§ Exercise brief
Reproduce the listing below without any change.
──────── Input rows ────────
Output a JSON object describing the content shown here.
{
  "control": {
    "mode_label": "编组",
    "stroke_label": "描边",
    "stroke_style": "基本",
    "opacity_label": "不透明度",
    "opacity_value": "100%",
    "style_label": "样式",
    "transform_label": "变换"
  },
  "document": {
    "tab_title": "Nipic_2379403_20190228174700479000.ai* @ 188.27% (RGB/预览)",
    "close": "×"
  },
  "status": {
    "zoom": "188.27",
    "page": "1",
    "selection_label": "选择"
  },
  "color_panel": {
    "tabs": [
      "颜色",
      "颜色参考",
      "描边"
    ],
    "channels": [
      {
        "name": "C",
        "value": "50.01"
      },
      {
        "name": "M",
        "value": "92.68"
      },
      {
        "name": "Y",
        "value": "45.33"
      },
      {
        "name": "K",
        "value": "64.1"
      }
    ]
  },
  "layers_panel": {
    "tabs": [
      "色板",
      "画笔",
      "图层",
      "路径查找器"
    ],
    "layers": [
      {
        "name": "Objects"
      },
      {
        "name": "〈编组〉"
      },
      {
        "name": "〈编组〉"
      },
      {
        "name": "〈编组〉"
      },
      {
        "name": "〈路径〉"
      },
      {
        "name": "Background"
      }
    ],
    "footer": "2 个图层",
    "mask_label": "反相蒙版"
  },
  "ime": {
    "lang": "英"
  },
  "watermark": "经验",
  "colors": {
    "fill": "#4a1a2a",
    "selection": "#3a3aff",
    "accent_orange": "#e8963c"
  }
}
────────
§ Finished answer
Output a JSON object describing the content shown here.
{
  "control": {
    "mode_label": "编组",
    "stroke_label": "描边",
    "stroke_style": "基本",
    "opacity_label": "不透明度",
    "opacity_value": "100%",
    "style_label": "样式",
    "transform_label": "变换"
  },
  "document": {
    "tab_title": "Nipic_2379403_20190228174700479000.ai* @ 188.27% (RGB/预览)",
    "close": "×"
  },
  "status": {
    "zoom": "188.27",
    "page": "1",
    "selection_label": "选择"
  },
  "color_panel": {
    "tabs": [
      "颜色",
      "颜色参考",
      "描边"
    ],
    "channels": [
      {
        "name": "C",
        "value": "50.01"
      },
      {
        "name": "M",
        "value": "92.68"
      },
      {
        "name": "Y",
        "value": "45.33"
      },
      {
        "name": "K",
        "value": "64.1"
      }
    ]
  },
  "layers_panel": {
    "tabs": [
      "色板",
      "画笔",
      "图层",
      "路径查找器"
    ],
    "layers": [
      {
        "name": "Objects"
      },
      {
        "name": "〈编组〉"
      },
      {
        "name": "〈编组〉"
      },
      {
        "name": "〈编组〉"
      },
      {
        "name": "〈路径〉"
      },
      {
        "name": "Background"
      }
    ],
    "footer": "2 个图层",
    "mask_label": "反相蒙版"
  },
  "ime": {
    "lang": "英"
  },
  "watermark": "经验",
  "colors": {
    "fill": "#4a1a2a",
    "selection": "#3a3aff",
    "accent_orange": "#e8963c"
  }
}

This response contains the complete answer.